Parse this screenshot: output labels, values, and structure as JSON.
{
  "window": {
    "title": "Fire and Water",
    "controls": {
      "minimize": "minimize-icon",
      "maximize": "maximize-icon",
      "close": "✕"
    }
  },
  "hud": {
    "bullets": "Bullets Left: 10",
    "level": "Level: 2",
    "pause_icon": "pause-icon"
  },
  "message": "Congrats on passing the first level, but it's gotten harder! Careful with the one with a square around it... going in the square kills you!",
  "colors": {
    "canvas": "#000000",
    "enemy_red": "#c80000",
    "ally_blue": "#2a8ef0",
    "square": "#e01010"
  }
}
---
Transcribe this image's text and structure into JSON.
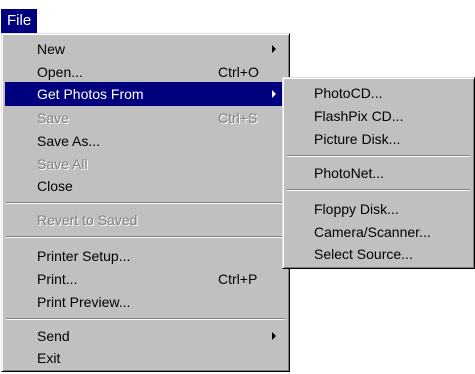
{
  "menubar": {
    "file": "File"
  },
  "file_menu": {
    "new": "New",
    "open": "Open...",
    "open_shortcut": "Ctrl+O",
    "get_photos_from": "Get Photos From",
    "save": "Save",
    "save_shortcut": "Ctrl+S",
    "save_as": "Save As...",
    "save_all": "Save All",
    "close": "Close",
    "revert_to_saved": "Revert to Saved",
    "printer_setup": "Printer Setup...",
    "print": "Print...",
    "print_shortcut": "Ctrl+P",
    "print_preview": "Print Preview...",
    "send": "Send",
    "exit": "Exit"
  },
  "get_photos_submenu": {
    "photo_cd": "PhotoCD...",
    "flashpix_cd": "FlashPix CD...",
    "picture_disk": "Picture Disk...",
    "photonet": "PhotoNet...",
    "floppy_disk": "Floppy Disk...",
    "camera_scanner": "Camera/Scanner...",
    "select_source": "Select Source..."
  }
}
--
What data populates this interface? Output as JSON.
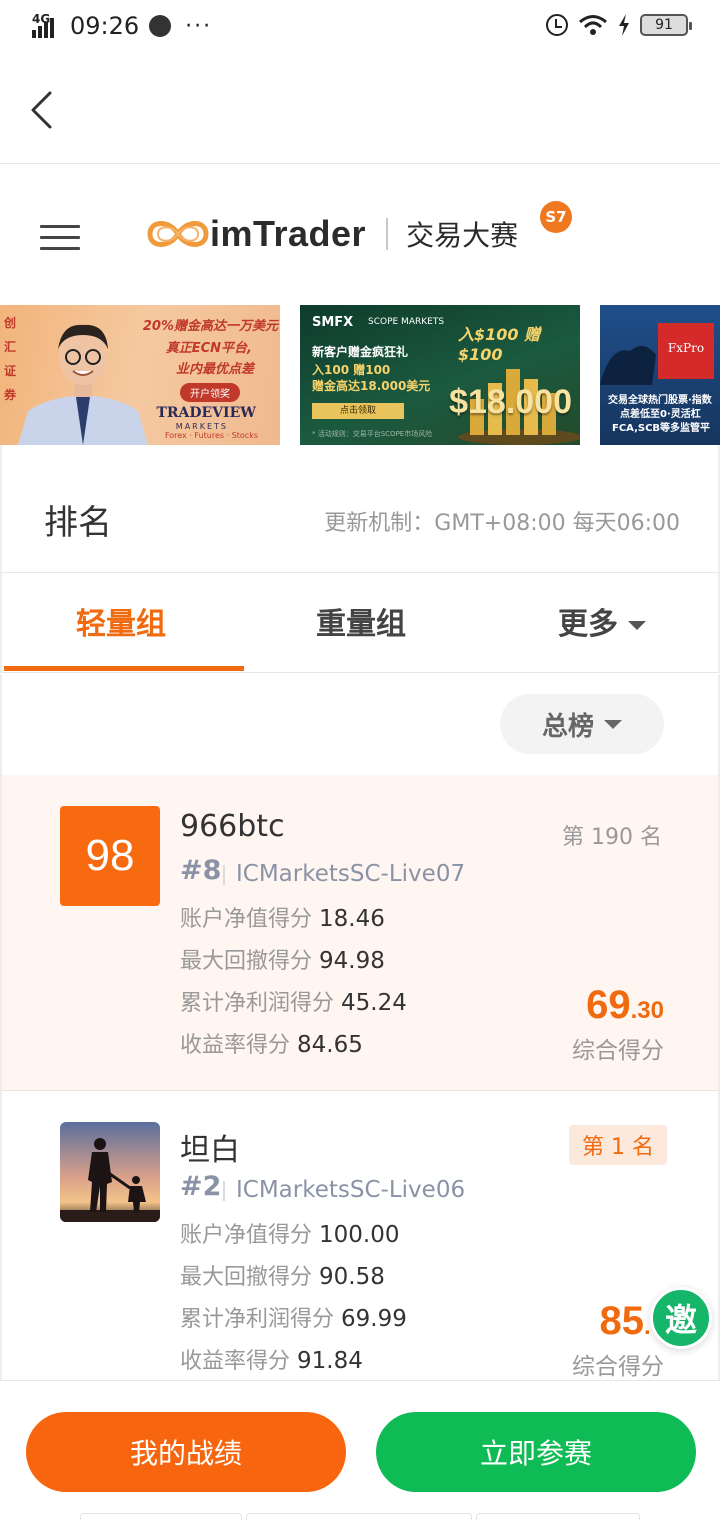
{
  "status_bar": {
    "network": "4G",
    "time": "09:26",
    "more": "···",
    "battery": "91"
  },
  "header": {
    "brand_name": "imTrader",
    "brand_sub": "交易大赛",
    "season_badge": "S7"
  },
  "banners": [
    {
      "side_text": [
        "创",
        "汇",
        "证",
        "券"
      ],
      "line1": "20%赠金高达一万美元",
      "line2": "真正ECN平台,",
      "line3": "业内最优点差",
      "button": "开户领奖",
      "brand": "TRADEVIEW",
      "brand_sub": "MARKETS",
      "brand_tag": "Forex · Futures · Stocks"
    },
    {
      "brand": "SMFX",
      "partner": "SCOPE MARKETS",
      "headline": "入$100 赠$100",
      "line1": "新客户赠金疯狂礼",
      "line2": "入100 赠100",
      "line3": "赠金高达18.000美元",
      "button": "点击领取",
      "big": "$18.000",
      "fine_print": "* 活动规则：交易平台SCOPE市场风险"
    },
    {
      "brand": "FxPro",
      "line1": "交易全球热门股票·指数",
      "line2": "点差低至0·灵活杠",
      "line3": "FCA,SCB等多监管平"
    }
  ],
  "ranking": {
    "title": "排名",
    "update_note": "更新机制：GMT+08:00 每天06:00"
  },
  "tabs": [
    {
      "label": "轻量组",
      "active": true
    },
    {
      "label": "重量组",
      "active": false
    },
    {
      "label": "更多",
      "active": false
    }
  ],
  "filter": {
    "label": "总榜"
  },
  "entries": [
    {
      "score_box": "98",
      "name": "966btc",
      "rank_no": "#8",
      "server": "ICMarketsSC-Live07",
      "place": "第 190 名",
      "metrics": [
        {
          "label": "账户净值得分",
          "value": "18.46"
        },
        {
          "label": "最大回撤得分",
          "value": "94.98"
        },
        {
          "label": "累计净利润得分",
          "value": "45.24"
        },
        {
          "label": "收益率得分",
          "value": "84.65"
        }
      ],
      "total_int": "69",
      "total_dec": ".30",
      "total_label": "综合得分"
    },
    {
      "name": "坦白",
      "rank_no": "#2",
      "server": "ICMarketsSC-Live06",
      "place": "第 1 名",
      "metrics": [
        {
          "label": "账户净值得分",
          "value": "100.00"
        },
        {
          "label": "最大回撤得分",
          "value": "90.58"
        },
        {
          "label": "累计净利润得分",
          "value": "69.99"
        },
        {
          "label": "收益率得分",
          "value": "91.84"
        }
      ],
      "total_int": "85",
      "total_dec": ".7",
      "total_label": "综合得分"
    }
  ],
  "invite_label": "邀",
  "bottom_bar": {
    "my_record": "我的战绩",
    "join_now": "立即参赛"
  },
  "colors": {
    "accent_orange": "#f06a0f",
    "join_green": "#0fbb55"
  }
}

(Your task) Above are records; say how many of their lines contain the word "level", giving only the number.

(Solution for this problem) 2